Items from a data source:
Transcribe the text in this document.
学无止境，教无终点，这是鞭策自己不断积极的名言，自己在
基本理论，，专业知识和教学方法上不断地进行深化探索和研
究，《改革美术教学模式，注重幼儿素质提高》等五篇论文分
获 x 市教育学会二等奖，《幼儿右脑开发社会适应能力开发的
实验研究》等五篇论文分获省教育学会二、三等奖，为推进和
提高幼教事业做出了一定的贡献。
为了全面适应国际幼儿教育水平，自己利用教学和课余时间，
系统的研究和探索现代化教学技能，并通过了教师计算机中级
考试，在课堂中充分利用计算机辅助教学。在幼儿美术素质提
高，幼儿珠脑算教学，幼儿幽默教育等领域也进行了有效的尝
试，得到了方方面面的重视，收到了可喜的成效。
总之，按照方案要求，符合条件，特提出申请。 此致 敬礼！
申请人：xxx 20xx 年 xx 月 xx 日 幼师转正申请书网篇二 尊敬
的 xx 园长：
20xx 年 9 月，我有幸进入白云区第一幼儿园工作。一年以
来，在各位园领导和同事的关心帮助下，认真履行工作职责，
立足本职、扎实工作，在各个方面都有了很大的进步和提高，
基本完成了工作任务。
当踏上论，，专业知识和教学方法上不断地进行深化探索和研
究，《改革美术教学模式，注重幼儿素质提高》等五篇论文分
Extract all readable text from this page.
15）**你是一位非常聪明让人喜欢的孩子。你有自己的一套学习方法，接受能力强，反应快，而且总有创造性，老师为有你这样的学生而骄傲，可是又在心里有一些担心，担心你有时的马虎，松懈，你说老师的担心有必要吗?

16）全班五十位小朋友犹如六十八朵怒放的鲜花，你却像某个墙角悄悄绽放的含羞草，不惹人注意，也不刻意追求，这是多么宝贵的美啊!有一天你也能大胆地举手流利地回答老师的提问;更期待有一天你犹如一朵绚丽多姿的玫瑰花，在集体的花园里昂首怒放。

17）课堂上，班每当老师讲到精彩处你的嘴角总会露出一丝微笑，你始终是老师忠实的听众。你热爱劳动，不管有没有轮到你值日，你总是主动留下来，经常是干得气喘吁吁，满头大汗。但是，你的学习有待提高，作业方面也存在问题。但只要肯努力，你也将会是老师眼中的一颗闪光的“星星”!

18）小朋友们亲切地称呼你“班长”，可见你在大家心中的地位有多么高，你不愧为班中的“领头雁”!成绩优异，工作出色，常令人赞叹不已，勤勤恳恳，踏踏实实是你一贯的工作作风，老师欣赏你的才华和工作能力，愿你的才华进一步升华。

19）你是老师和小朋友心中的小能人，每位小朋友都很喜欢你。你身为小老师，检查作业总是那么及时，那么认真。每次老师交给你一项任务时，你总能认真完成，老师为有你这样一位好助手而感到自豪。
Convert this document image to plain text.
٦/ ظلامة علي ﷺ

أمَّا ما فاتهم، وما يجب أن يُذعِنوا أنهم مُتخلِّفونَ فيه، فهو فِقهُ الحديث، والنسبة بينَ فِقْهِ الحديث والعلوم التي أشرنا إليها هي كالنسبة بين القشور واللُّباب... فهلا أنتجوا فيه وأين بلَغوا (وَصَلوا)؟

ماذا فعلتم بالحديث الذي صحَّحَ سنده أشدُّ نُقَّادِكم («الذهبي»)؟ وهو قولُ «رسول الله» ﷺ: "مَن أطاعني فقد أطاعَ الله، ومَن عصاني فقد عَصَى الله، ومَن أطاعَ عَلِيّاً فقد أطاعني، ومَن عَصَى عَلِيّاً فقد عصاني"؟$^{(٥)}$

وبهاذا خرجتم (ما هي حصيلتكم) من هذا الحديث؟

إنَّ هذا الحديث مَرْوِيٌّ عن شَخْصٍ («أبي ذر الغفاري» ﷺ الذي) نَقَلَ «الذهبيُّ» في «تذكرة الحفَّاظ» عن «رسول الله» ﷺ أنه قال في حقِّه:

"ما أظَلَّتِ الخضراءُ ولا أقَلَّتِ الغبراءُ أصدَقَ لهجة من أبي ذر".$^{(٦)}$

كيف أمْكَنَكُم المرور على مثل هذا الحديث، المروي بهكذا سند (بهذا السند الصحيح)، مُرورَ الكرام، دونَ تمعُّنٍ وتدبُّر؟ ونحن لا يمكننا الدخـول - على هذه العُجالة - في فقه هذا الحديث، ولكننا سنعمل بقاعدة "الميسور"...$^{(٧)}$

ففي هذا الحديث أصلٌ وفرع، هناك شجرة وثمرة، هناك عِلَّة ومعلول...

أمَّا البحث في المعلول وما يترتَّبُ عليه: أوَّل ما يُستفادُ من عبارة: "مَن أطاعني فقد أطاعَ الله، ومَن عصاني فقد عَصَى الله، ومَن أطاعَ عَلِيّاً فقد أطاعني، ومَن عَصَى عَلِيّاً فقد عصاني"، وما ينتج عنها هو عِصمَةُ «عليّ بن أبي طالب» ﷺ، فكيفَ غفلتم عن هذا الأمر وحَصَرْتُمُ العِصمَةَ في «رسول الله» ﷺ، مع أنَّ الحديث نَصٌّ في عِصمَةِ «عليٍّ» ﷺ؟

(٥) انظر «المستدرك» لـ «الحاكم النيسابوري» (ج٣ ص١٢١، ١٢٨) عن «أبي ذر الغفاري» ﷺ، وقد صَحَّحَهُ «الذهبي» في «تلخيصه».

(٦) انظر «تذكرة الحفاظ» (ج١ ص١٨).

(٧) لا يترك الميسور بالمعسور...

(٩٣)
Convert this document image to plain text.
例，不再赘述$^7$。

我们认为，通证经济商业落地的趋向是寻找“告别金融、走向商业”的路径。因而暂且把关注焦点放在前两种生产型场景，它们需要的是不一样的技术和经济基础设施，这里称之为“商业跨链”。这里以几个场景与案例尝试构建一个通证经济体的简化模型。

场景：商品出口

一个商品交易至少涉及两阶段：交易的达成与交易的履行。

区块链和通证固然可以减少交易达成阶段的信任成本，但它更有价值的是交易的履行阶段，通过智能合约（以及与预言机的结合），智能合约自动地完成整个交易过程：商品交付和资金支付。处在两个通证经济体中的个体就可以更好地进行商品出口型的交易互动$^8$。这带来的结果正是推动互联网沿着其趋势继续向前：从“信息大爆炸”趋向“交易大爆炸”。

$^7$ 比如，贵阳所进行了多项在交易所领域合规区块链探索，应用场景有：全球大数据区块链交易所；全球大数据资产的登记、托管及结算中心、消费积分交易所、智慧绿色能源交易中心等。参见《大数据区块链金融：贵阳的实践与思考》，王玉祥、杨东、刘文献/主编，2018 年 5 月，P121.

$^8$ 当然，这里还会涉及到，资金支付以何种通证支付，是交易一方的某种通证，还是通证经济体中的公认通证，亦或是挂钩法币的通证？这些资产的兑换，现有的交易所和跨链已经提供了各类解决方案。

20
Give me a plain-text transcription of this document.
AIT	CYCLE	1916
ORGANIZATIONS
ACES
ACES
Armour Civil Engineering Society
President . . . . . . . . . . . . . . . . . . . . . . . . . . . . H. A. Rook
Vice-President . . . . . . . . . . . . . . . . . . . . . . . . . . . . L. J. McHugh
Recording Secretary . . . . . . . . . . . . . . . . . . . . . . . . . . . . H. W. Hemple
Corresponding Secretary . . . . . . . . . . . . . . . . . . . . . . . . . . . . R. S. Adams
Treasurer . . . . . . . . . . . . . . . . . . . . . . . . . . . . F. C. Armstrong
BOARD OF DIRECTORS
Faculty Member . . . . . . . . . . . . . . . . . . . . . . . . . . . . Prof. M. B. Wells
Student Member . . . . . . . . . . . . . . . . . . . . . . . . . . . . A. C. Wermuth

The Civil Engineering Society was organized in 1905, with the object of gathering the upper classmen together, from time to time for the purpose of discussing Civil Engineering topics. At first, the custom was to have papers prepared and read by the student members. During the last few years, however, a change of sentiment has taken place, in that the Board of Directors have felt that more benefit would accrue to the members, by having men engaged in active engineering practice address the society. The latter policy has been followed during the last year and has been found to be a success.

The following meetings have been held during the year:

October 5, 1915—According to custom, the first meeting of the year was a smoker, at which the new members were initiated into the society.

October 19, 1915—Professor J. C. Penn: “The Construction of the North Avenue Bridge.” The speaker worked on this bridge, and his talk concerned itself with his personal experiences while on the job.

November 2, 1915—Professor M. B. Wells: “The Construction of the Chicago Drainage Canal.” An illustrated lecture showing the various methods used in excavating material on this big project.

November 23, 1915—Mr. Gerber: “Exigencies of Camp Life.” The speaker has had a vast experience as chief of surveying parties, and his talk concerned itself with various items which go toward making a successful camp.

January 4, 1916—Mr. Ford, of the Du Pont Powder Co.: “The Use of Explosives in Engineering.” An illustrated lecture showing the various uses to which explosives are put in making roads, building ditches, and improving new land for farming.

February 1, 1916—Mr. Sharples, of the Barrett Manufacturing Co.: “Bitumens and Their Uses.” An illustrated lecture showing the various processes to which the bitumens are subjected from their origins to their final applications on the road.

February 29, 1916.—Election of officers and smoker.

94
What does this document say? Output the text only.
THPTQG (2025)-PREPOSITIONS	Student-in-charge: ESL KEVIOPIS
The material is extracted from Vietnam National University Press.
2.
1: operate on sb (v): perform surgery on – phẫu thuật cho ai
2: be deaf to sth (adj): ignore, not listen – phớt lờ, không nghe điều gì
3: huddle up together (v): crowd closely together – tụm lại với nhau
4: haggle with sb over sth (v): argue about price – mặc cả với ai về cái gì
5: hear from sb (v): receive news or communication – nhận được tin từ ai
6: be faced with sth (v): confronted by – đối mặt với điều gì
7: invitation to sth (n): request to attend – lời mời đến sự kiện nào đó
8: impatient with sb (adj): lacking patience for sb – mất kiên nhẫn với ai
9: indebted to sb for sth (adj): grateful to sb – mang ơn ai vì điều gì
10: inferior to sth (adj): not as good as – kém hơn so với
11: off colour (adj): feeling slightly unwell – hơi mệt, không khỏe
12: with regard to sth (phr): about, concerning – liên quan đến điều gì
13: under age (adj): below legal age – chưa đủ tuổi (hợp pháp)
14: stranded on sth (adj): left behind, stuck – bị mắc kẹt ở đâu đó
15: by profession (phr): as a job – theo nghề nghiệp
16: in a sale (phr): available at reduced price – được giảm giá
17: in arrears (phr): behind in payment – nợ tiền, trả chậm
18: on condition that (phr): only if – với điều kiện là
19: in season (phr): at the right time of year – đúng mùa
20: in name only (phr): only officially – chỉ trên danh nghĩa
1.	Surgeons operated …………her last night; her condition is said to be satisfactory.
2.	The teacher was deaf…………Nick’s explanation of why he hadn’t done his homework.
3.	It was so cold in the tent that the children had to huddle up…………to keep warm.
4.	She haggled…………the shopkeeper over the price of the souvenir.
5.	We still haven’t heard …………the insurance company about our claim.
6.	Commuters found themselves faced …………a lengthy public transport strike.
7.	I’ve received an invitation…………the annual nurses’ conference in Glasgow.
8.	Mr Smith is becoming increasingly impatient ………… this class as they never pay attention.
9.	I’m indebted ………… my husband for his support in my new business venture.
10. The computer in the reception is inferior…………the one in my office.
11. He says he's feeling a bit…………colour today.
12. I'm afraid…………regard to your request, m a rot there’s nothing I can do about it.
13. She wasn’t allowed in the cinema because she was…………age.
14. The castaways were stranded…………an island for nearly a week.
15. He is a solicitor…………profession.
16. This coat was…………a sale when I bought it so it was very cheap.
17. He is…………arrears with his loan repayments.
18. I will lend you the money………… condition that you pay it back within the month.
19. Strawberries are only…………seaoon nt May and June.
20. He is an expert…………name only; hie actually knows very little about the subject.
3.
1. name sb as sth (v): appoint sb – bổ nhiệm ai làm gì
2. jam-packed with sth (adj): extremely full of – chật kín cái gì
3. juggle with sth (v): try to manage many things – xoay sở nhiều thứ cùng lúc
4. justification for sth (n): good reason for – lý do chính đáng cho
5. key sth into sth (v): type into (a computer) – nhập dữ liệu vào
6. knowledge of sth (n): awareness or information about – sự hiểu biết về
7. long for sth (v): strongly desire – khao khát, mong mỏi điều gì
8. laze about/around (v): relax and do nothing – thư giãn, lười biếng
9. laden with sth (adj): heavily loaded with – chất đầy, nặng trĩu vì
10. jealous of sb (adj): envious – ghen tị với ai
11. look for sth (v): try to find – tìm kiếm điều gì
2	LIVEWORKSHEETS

Objective: Work out how many lines of the data above hold the word "request", and write only the count.

Answer to this exercise: 2